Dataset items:
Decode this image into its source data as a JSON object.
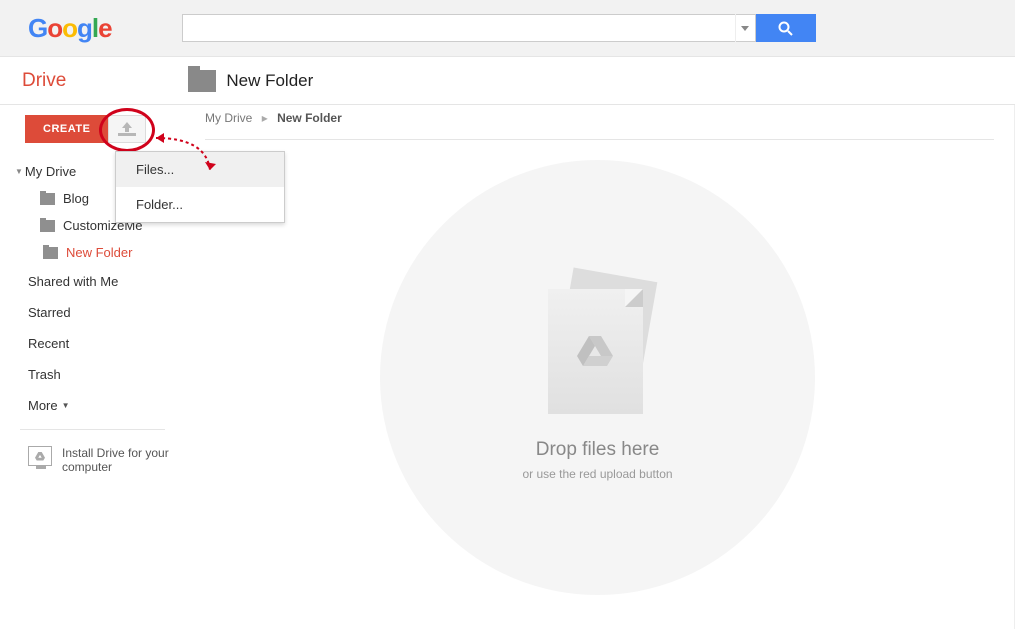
{
  "header": {
    "logo": {
      "letters": [
        "G",
        "o",
        "o",
        "g",
        "l",
        "e"
      ]
    },
    "search": {
      "placeholder": ""
    }
  },
  "app_title": "Drive",
  "current_folder_title": "New Folder",
  "breadcrumb": {
    "root": "My Drive",
    "current": "New Folder"
  },
  "sidebar": {
    "create_label": "CREATE",
    "my_drive_label": "My Drive",
    "folders": [
      {
        "label": "Blog"
      },
      {
        "label": "CustomizeMe"
      },
      {
        "label": "New Folder",
        "active": true
      }
    ],
    "nav": {
      "shared": "Shared with Me",
      "starred": "Starred",
      "recent": "Recent",
      "trash": "Trash",
      "more": "More"
    },
    "install_label": "Install Drive for your computer"
  },
  "upload_menu": {
    "files": "Files...",
    "folder": "Folder..."
  },
  "dropzone": {
    "title": "Drop files here",
    "subtitle": "or use the red upload button"
  }
}
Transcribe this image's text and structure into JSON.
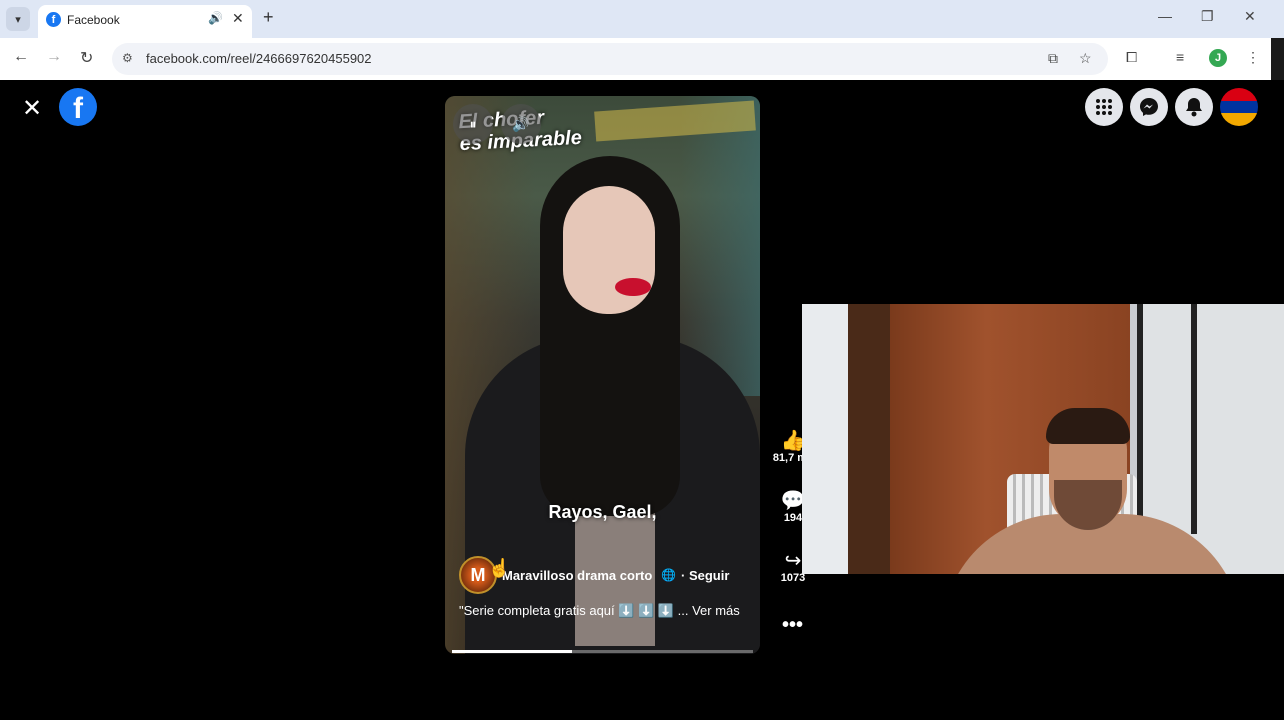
{
  "browser": {
    "tab_title": "Facebook",
    "tab_favicon": "f",
    "url": "facebook.com/reel/2466697620455902",
    "profile_initial": "J"
  },
  "page": {
    "reel": {
      "title_line1": "El chofer",
      "title_line2": "es imparable",
      "subtitle": "Rayos, Gael,",
      "author": "Maravilloso drama corto",
      "author_avatar_letter": "M",
      "follow_label": "· Seguir",
      "caption": "\"Serie completa gratis aquí ⬇️ ⬇️ ⬇️ ... Ver más",
      "progress_fraction": 0.4
    },
    "actions": {
      "likes": "81,7 mil",
      "comments": "194",
      "shares": "1073"
    }
  },
  "colors": {
    "facebook_blue": "#1877f2",
    "page_bg": "#000000",
    "chrome_tabbar": "#dfe7f5"
  }
}
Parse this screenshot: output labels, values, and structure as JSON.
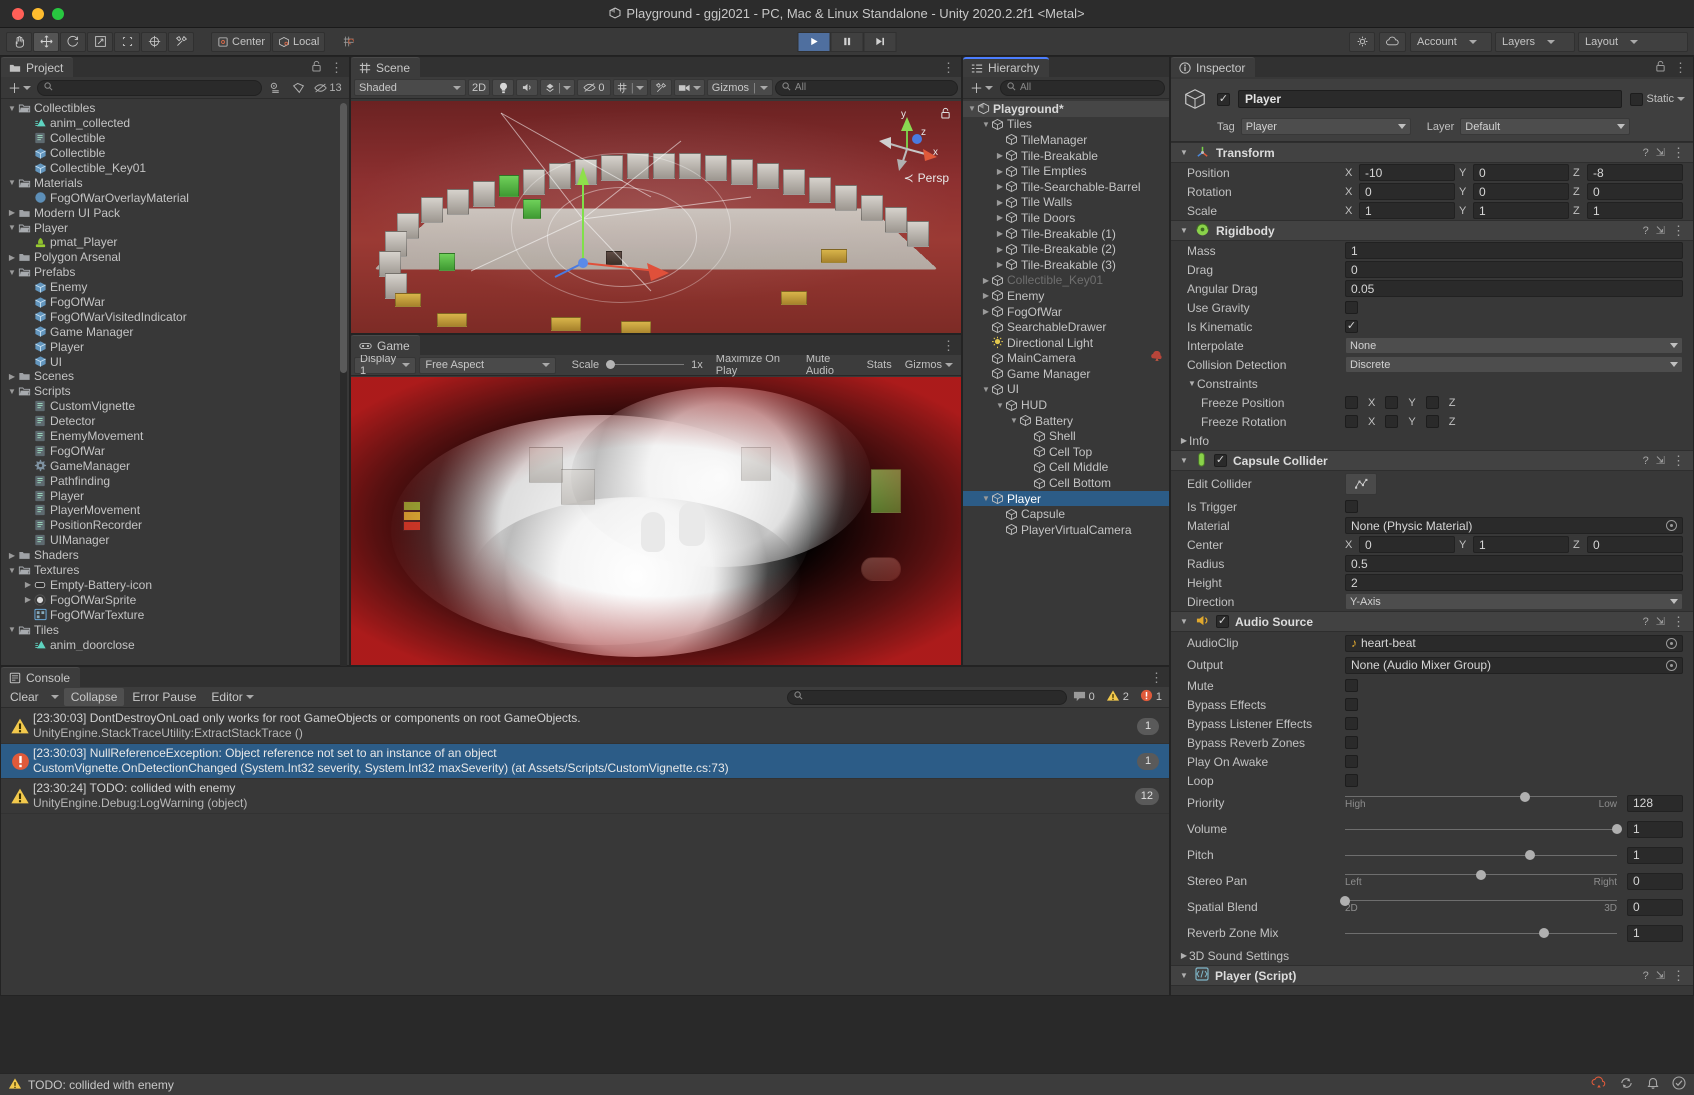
{
  "window": {
    "title": "Playground - ggj2021 - PC, Mac & Linux Standalone - Unity 2020.2.2f1 <Metal>"
  },
  "toolbar": {
    "tools": [
      {
        "name": "hand-tool",
        "glyph": "✋"
      },
      {
        "name": "move-tool",
        "glyph": "✥"
      },
      {
        "name": "rotate-tool",
        "glyph": "⟳"
      },
      {
        "name": "scale-tool",
        "glyph": "⤢"
      },
      {
        "name": "rect-tool",
        "glyph": "⬚"
      },
      {
        "name": "transform-tool",
        "glyph": "✦"
      },
      {
        "name": "custom-tool",
        "glyph": "⚒"
      }
    ],
    "pivot_label": "Center",
    "space_label": "Local",
    "grid_label": "",
    "play": "▶",
    "pause": "❚❚",
    "step": "▶❙",
    "cloud_label": "",
    "account_label": "Account",
    "layers_label": "Layers",
    "layout_label": "Layout"
  },
  "project": {
    "tab_label": "Project",
    "search_placeholder": "",
    "hidden_count": "13",
    "tree": [
      {
        "depth": 1,
        "arrow": "▼",
        "icon": "folder-open",
        "label": "Collectibles"
      },
      {
        "depth": 2,
        "arrow": "",
        "icon": "anim",
        "label": "anim_collected"
      },
      {
        "depth": 2,
        "arrow": "",
        "icon": "script",
        "label": "Collectible"
      },
      {
        "depth": 2,
        "arrow": "",
        "icon": "prefab",
        "label": "Collectible"
      },
      {
        "depth": 2,
        "arrow": "",
        "icon": "prefab",
        "label": "Collectible_Key01"
      },
      {
        "depth": 1,
        "arrow": "▼",
        "icon": "folder-open",
        "label": "Materials"
      },
      {
        "depth": 2,
        "arrow": "",
        "icon": "material",
        "label": "FogOfWarOverlayMaterial"
      },
      {
        "depth": 1,
        "arrow": "▶",
        "icon": "folder",
        "label": "Modern UI Pack"
      },
      {
        "depth": 1,
        "arrow": "▼",
        "icon": "folder-open",
        "label": "Player"
      },
      {
        "depth": 2,
        "arrow": "",
        "icon": "pmat",
        "label": "pmat_Player"
      },
      {
        "depth": 1,
        "arrow": "▶",
        "icon": "folder",
        "label": "Polygon Arsenal"
      },
      {
        "depth": 1,
        "arrow": "▼",
        "icon": "folder-open",
        "label": "Prefabs"
      },
      {
        "depth": 2,
        "arrow": "",
        "icon": "prefab",
        "label": "Enemy"
      },
      {
        "depth": 2,
        "arrow": "",
        "icon": "prefab",
        "label": "FogOfWar"
      },
      {
        "depth": 2,
        "arrow": "",
        "icon": "prefab",
        "label": "FogOfWarVisitedIndicator"
      },
      {
        "depth": 2,
        "arrow": "",
        "icon": "prefab",
        "label": "Game Manager"
      },
      {
        "depth": 2,
        "arrow": "",
        "icon": "prefab",
        "label": "Player"
      },
      {
        "depth": 2,
        "arrow": "",
        "icon": "prefab",
        "label": "UI"
      },
      {
        "depth": 1,
        "arrow": "▶",
        "icon": "folder",
        "label": "Scenes"
      },
      {
        "depth": 1,
        "arrow": "▼",
        "icon": "folder-open",
        "label": "Scripts"
      },
      {
        "depth": 2,
        "arrow": "",
        "icon": "script",
        "label": "CustomVignette"
      },
      {
        "depth": 2,
        "arrow": "",
        "icon": "script",
        "label": "Detector"
      },
      {
        "depth": 2,
        "arrow": "",
        "icon": "script",
        "label": "EnemyMovement"
      },
      {
        "depth": 2,
        "arrow": "",
        "icon": "script",
        "label": "FogOfWar"
      },
      {
        "depth": 2,
        "arrow": "",
        "icon": "gear",
        "label": "GameManager"
      },
      {
        "depth": 2,
        "arrow": "",
        "icon": "script",
        "label": "Pathfinding"
      },
      {
        "depth": 2,
        "arrow": "",
        "icon": "script",
        "label": "Player"
      },
      {
        "depth": 2,
        "arrow": "",
        "icon": "script",
        "label": "PlayerMovement"
      },
      {
        "depth": 2,
        "arrow": "",
        "icon": "script",
        "label": "PositionRecorder"
      },
      {
        "depth": 2,
        "arrow": "",
        "icon": "script",
        "label": "UIManager"
      },
      {
        "depth": 1,
        "arrow": "▶",
        "icon": "folder",
        "label": "Shaders"
      },
      {
        "depth": 1,
        "arrow": "▼",
        "icon": "folder-open",
        "label": "Textures"
      },
      {
        "depth": 2,
        "arrow": "▶",
        "icon": "sprite",
        "label": "Empty-Battery-icon"
      },
      {
        "depth": 2,
        "arrow": "▶",
        "icon": "dot",
        "label": "FogOfWarSprite"
      },
      {
        "depth": 2,
        "arrow": "",
        "icon": "texture",
        "label": "FogOfWarTexture"
      },
      {
        "depth": 1,
        "arrow": "▼",
        "icon": "folder-open",
        "label": "Tiles"
      },
      {
        "depth": 2,
        "arrow": "",
        "icon": "anim",
        "label": "anim_doorclose"
      }
    ]
  },
  "scene": {
    "tab_label": "Scene",
    "shading_mode": "Shaded",
    "mode_2d": "2D",
    "audio_count": "0",
    "gizmos_label": "Gizmos",
    "search_placeholder": "All",
    "persp_label": "Persp",
    "axis_x": "x",
    "axis_y": "y",
    "axis_z": "z"
  },
  "game": {
    "tab_label": "Game",
    "display": "Display 1",
    "aspect": "Free Aspect",
    "scale_label": "Scale",
    "scale_value": "1x",
    "maximize_label": "Maximize On Play",
    "mute_label": "Mute Audio",
    "stats_label": "Stats",
    "gizmos_label": "Gizmos"
  },
  "hierarchy": {
    "tab_label": "Hierarchy",
    "search_placeholder": "All",
    "items": [
      {
        "depth": 0,
        "arrow": "▼",
        "icon": "scene",
        "label": "Playground*",
        "style": "scene-root"
      },
      {
        "depth": 1,
        "arrow": "▼",
        "icon": "cube",
        "label": "Tiles",
        "style": ""
      },
      {
        "depth": 2,
        "arrow": "",
        "icon": "cube",
        "label": "TileManager",
        "style": ""
      },
      {
        "depth": 2,
        "arrow": "▶",
        "icon": "cube",
        "label": "Tile-Breakable",
        "style": ""
      },
      {
        "depth": 2,
        "arrow": "▶",
        "icon": "cube",
        "label": "Tile Empties",
        "style": ""
      },
      {
        "depth": 2,
        "arrow": "▶",
        "icon": "cube",
        "label": "Tile-Searchable-Barrel",
        "style": ""
      },
      {
        "depth": 2,
        "arrow": "▶",
        "icon": "cube",
        "label": "Tile Walls",
        "style": ""
      },
      {
        "depth": 2,
        "arrow": "▶",
        "icon": "cube",
        "label": "Tile Doors",
        "style": ""
      },
      {
        "depth": 2,
        "arrow": "▶",
        "icon": "cube",
        "label": "Tile-Breakable (1)",
        "style": ""
      },
      {
        "depth": 2,
        "arrow": "▶",
        "icon": "cube",
        "label": "Tile-Breakable (2)",
        "style": ""
      },
      {
        "depth": 2,
        "arrow": "▶",
        "icon": "cube",
        "label": "Tile-Breakable (3)",
        "style": ""
      },
      {
        "depth": 1,
        "arrow": "▶",
        "icon": "cube",
        "label": "Collectible_Key01",
        "style": "dim"
      },
      {
        "depth": 1,
        "arrow": "▶",
        "icon": "cube",
        "label": "Enemy",
        "style": ""
      },
      {
        "depth": 1,
        "arrow": "▶",
        "icon": "cube",
        "label": "FogOfWar",
        "style": ""
      },
      {
        "depth": 1,
        "arrow": "",
        "icon": "cube",
        "label": "SearchableDrawer",
        "style": ""
      },
      {
        "depth": 1,
        "arrow": "",
        "icon": "light",
        "label": "Directional Light",
        "style": ""
      },
      {
        "depth": 1,
        "arrow": "",
        "icon": "cube",
        "label": "MainCamera",
        "style": "has-badge"
      },
      {
        "depth": 1,
        "arrow": "",
        "icon": "cube",
        "label": "Game Manager",
        "style": ""
      },
      {
        "depth": 1,
        "arrow": "▼",
        "icon": "cube",
        "label": "UI",
        "style": ""
      },
      {
        "depth": 2,
        "arrow": "▼",
        "icon": "cube",
        "label": "HUD",
        "style": ""
      },
      {
        "depth": 3,
        "arrow": "▼",
        "icon": "cube",
        "label": "Battery",
        "style": ""
      },
      {
        "depth": 4,
        "arrow": "",
        "icon": "cube",
        "label": "Shell",
        "style": ""
      },
      {
        "depth": 4,
        "arrow": "",
        "icon": "cube",
        "label": "Cell Top",
        "style": ""
      },
      {
        "depth": 4,
        "arrow": "",
        "icon": "cube",
        "label": "Cell Middle",
        "style": ""
      },
      {
        "depth": 4,
        "arrow": "",
        "icon": "cube",
        "label": "Cell Bottom",
        "style": ""
      },
      {
        "depth": 1,
        "arrow": "▼",
        "icon": "cube",
        "label": "Player",
        "style": "sel"
      },
      {
        "depth": 2,
        "arrow": "",
        "icon": "cube",
        "label": "Capsule",
        "style": ""
      },
      {
        "depth": 2,
        "arrow": "",
        "icon": "cube",
        "label": "PlayerVirtualCamera",
        "style": ""
      }
    ]
  },
  "inspector": {
    "tab_label": "Inspector",
    "object_name": "Player",
    "static_label": "Static",
    "tag_label": "Tag",
    "tag_value": "Player",
    "layer_label": "Layer",
    "layer_value": "Default",
    "transform": {
      "title": "Transform",
      "rows": [
        {
          "label": "Position",
          "x": "-10",
          "y": "0",
          "z": "-8"
        },
        {
          "label": "Rotation",
          "x": "0",
          "y": "0",
          "z": "0"
        },
        {
          "label": "Scale",
          "x": "1",
          "y": "1",
          "z": "1"
        }
      ]
    },
    "rigidbody": {
      "title": "Rigidbody",
      "mass_label": "Mass",
      "mass": "1",
      "drag_label": "Drag",
      "drag": "0",
      "angular_drag_label": "Angular Drag",
      "angular_drag": "0.05",
      "use_gravity_label": "Use Gravity",
      "use_gravity": false,
      "is_kinematic_label": "Is Kinematic",
      "is_kinematic": true,
      "interpolate_label": "Interpolate",
      "interpolate": "None",
      "collision_detection_label": "Collision Detection",
      "collision_detection": "Discrete",
      "constraints_label": "Constraints",
      "freeze_position_label": "Freeze Position",
      "freeze_rotation_label": "Freeze Rotation",
      "axes": [
        "X",
        "Y",
        "Z"
      ],
      "info_label": "Info"
    },
    "capsule_collider": {
      "title": "Capsule Collider",
      "edit_collider_label": "Edit Collider",
      "is_trigger_label": "Is Trigger",
      "material_label": "Material",
      "material": "None (Physic Material)",
      "center_label": "Center",
      "center_x": "0",
      "center_y": "1",
      "center_z": "0",
      "radius_label": "Radius",
      "radius": "0.5",
      "height_label": "Height",
      "height": "2",
      "direction_label": "Direction",
      "direction": "Y-Axis"
    },
    "audio_source": {
      "title": "Audio Source",
      "audioclip_label": "AudioClip",
      "audioclip": "heart-beat",
      "output_label": "Output",
      "output": "None (Audio Mixer Group)",
      "mute_label": "Mute",
      "bypass_effects_label": "Bypass Effects",
      "bypass_listener_label": "Bypass Listener Effects",
      "bypass_reverb_label": "Bypass Reverb Zones",
      "play_on_awake_label": "Play On Awake",
      "loop_label": "Loop",
      "priority_label": "Priority",
      "priority": "128",
      "priority_left": "High",
      "priority_right": "Low",
      "priority_pct": 66,
      "volume_label": "Volume",
      "volume": "1",
      "volume_pct": 100,
      "pitch_label": "Pitch",
      "pitch": "1",
      "pitch_pct": 68,
      "stereo_pan_label": "Stereo Pan",
      "stereo_pan": "0",
      "pan_left": "Left",
      "pan_right": "Right",
      "pan_pct": 50,
      "spatial_blend_label": "Spatial Blend",
      "spatial_blend": "0",
      "blend_left": "2D",
      "blend_right": "3D",
      "blend_pct": 0,
      "reverb_zone_label": "Reverb Zone Mix",
      "reverb_zone": "1",
      "reverb_pct": 73,
      "sound_settings_label": "3D Sound Settings"
    },
    "player_script": {
      "title": "Player (Script)"
    }
  },
  "console": {
    "tab_label": "Console",
    "clear_label": "Clear",
    "collapse_label": "Collapse",
    "error_pause_label": "Error Pause",
    "editor_label": "Editor",
    "search_placeholder": "",
    "counts": {
      "log": "0",
      "warning": "2",
      "error": "1"
    },
    "messages": [
      {
        "type": "warning",
        "line1": "[23:30:03] DontDestroyOnLoad only works for root GameObjects or components on root GameObjects.",
        "line2": "UnityEngine.StackTraceUtility:ExtractStackTrace ()",
        "badge": "1",
        "selected": false
      },
      {
        "type": "error",
        "line1": "[23:30:03] NullReferenceException: Object reference not set to an instance of an object",
        "line2": "CustomVignette.OnDetectionChanged (System.Int32 severity, System.Int32 maxSeverity) (at Assets/Scripts/CustomVignette.cs:73)",
        "badge": "1",
        "selected": true
      },
      {
        "type": "warning",
        "line1": "[23:30:24] TODO: collided with enemy",
        "line2": "UnityEngine.Debug:LogWarning (object)",
        "badge": "12",
        "selected": false
      }
    ]
  },
  "statusbar": {
    "message": "TODO: collided with enemy"
  },
  "colors": {
    "accent_blue": "#2c5c87",
    "play_blue": "#4f6f9f",
    "warning": "#f2c94c",
    "error": "#e05a3a",
    "panel_bg": "#383838",
    "toolbar_bg": "#393939"
  }
}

▶ _Task goal_
Find the word "glyph" and list each line it appears in.

▶ _Finished exercise_
        "glyph": "✋"
        "glyph": "✥"
        "glyph": "⟳"
        "glyph": "⤢"
        "glyph": "⬚"
        "glyph": "✦"
        "glyph": "⚒"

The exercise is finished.